Items from a data source:
-- START --

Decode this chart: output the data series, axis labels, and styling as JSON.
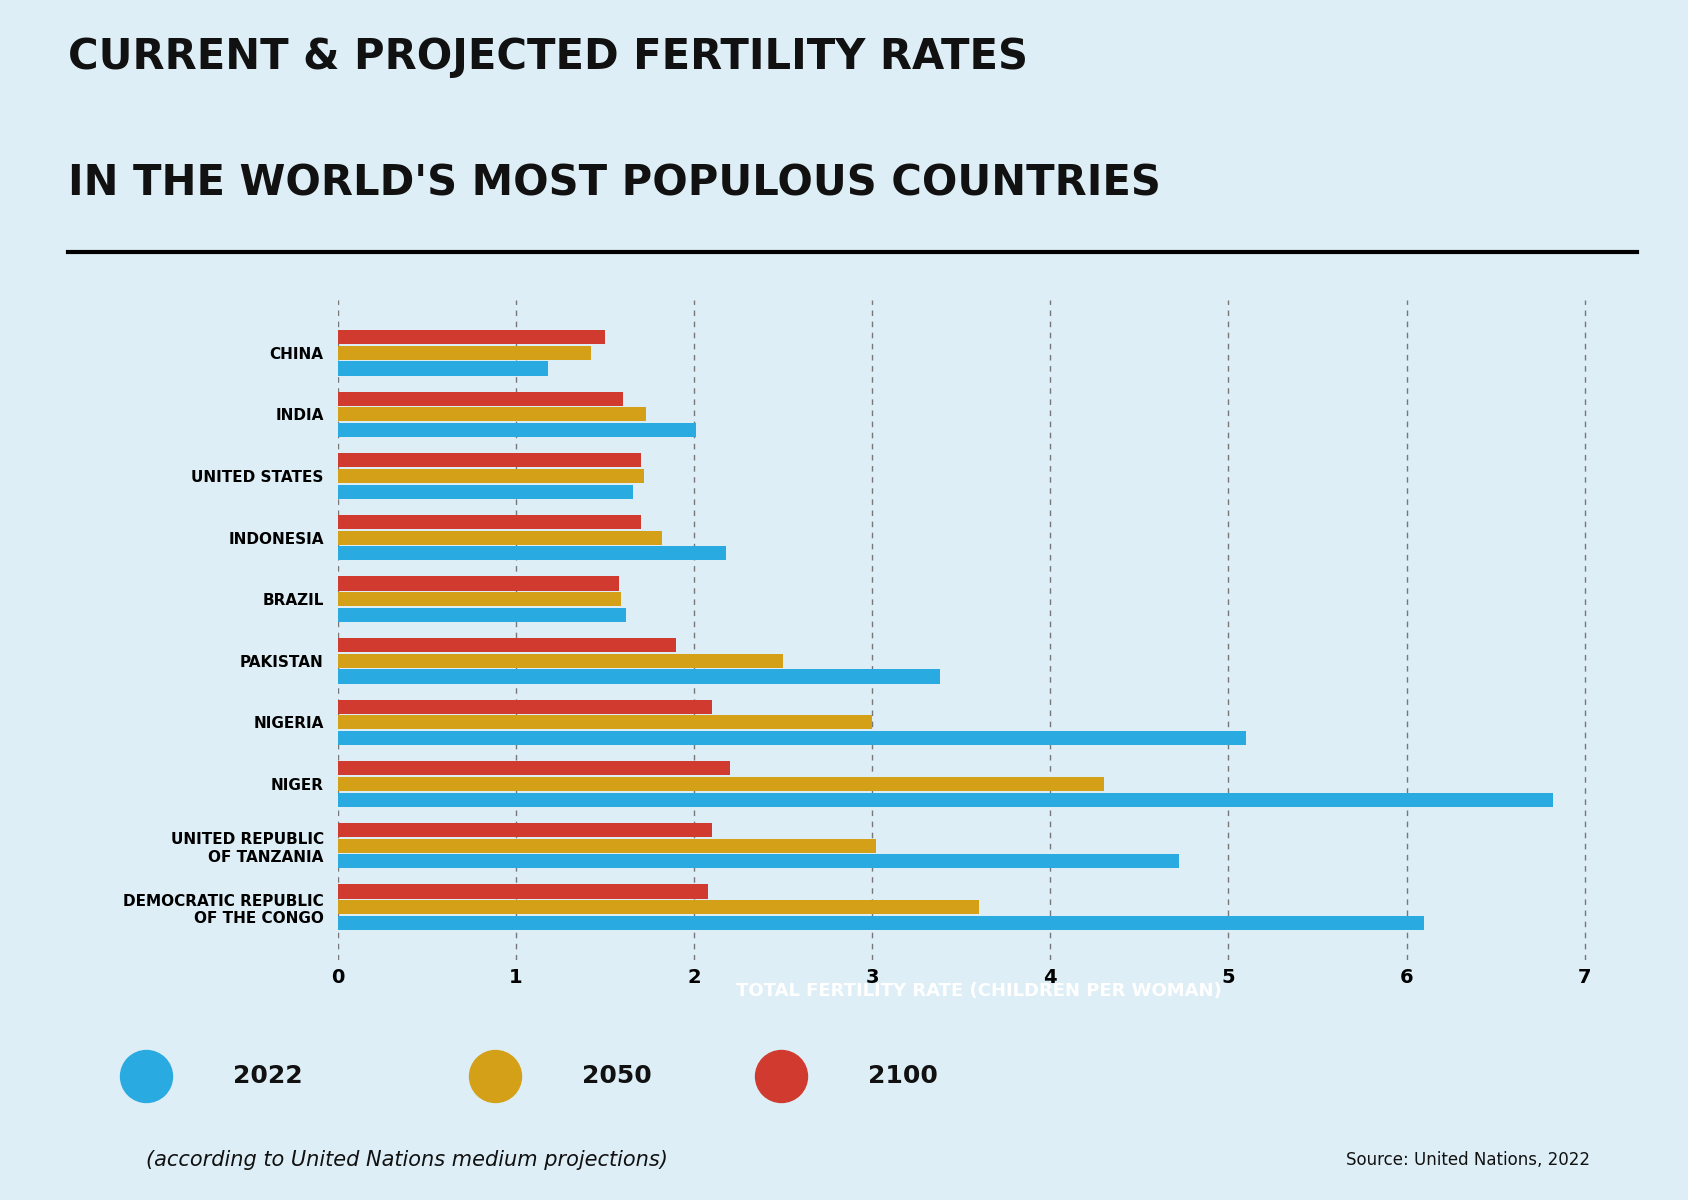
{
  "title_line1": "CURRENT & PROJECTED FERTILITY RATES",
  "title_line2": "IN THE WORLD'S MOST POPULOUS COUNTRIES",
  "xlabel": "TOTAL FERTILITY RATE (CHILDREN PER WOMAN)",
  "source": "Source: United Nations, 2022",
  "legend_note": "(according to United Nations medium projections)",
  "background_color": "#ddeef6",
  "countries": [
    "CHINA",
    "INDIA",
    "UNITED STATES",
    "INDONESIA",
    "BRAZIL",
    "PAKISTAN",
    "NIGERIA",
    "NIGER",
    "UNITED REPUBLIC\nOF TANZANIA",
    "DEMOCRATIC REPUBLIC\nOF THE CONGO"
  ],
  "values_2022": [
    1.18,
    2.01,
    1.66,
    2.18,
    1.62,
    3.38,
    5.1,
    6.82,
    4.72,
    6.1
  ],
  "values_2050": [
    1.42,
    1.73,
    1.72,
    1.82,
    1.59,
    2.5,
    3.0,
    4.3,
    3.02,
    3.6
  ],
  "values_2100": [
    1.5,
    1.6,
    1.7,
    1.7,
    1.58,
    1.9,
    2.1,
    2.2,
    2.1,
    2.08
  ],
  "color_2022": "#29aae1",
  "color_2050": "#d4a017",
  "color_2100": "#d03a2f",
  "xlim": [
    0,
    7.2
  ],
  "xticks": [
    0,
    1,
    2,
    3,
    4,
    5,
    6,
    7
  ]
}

-- END --

Exercise directions: Pick out each line containing the string "REPUBLIC" and copy it.

Answer to the problem:
    "UNITED REPUBLIC\nOF TANZANIA",
    "DEMOCRATIC REPUBLIC\nOF THE CONGO"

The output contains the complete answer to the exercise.